(A run of records)

◆ ◆ ◆ ◆ ◆

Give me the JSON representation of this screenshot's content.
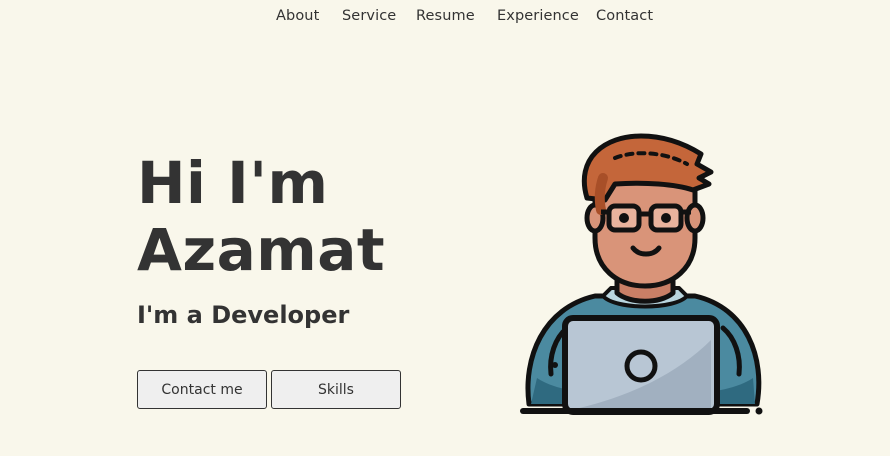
{
  "nav": {
    "items": [
      {
        "label": "About"
      },
      {
        "label": "Service"
      },
      {
        "label": "Resume"
      },
      {
        "label": "Experience"
      },
      {
        "label": "Contact"
      }
    ]
  },
  "hero": {
    "title_line1": "Hi I'm",
    "title_line2": "Azamat",
    "subtitle": "I'm a Developer",
    "buttons": {
      "contact": "Contact me",
      "skills": "Skills"
    }
  },
  "illustration": {
    "icon": "developer-with-laptop-illustration"
  },
  "colors": {
    "background": "#f9f7eb",
    "text": "#333333",
    "button_bg": "#efefef",
    "hair": "#c4663a",
    "skin": "#d99479",
    "shirt": "#4b8aa0",
    "laptop": "#b8c6d4"
  }
}
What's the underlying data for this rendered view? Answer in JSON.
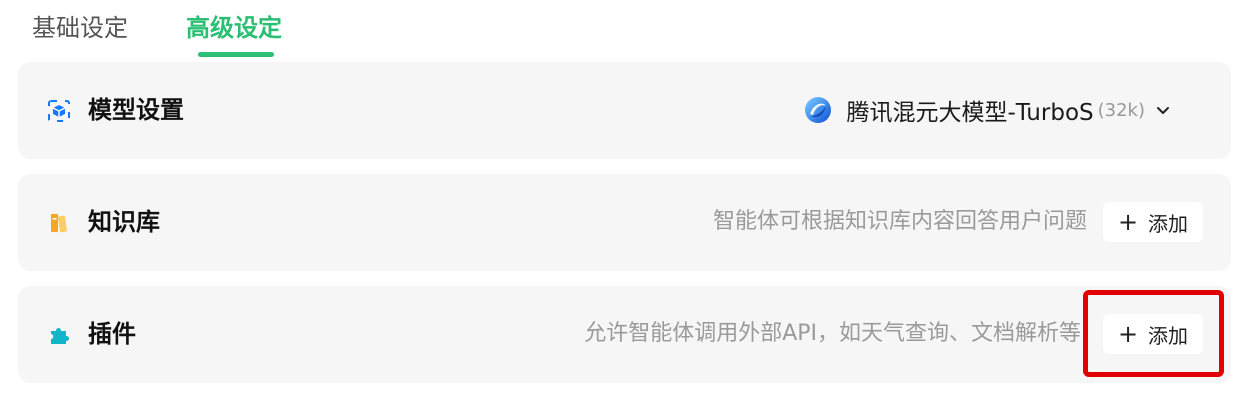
{
  "tabs": [
    {
      "label": "基础设定",
      "active": false
    },
    {
      "label": "高级设定",
      "active": true
    }
  ],
  "accent_color": "#2bbf73",
  "sections": {
    "model": {
      "title": "模型设置",
      "icon": "model-cube-icon",
      "selected_model": "腾讯混元大模型-TurboS",
      "context": "(32k)"
    },
    "knowledge": {
      "title": "知识库",
      "icon": "books-icon",
      "description": "智能体可根据知识库内容回答用户问题",
      "add_label": "添加"
    },
    "plugins": {
      "title": "插件",
      "icon": "puzzle-icon",
      "description": "允许智能体调用外部API，如天气查询、文档解析等",
      "add_label": "添加"
    }
  },
  "highlight_color": "#e00000"
}
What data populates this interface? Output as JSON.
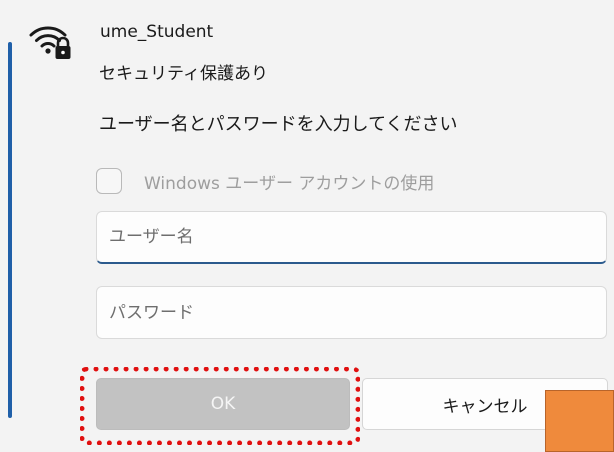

◆ ◆ ◆ ◆ ◆

Work to be completed - Write the full listing out again with every line unchanged, but include no pictures.

Complete answer -
Give me the JSON representation of this screenshot's content.
{
  "nav": {
    "items": [
      {
        "label": "About"
      },
      {
        "label": "Service"
      },
      {
        "label": "Resume"
      },
      {
        "label": "Experience"
      },
      {
        "label": "Contact"
      }
    ]
  },
  "hero": {
    "title_line1": "Hi I'm",
    "title_line2": "Azamat",
    "subtitle": "I'm a Developer",
    "buttons": {
      "contact": "Contact me",
      "skills": "Skills"
    }
  },
  "illustration": {
    "icon": "developer-with-laptop-illustration"
  },
  "colors": {
    "background": "#f9f7eb",
    "text": "#333333",
    "button_bg": "#efefef",
    "hair": "#c4663a",
    "skin": "#d99479",
    "shirt": "#4b8aa0",
    "laptop": "#b8c6d4"
  }
}
What's the underlying data for this rendered view? Answer in JSON.
{
  "tabs": [
    {
      "label": "基础设定",
      "active": false
    },
    {
      "label": "高级设定",
      "active": true
    }
  ],
  "accent_color": "#2bbf73",
  "sections": {
    "model": {
      "title": "模型设置",
      "icon": "model-cube-icon",
      "selected_model": "腾讯混元大模型-TurboS",
      "context": "(32k)"
    },
    "knowledge": {
      "title": "知识库",
      "icon": "books-icon",
      "description": "智能体可根据知识库内容回答用户问题",
      "add_label": "添加"
    },
    "plugins": {
      "title": "插件",
      "icon": "puzzle-icon",
      "description": "允许智能体调用外部API，如天气查询、文档解析等",
      "add_label": "添加"
    }
  },
  "highlight_color": "#e00000"
}
What data populates this interface? Output as JSON.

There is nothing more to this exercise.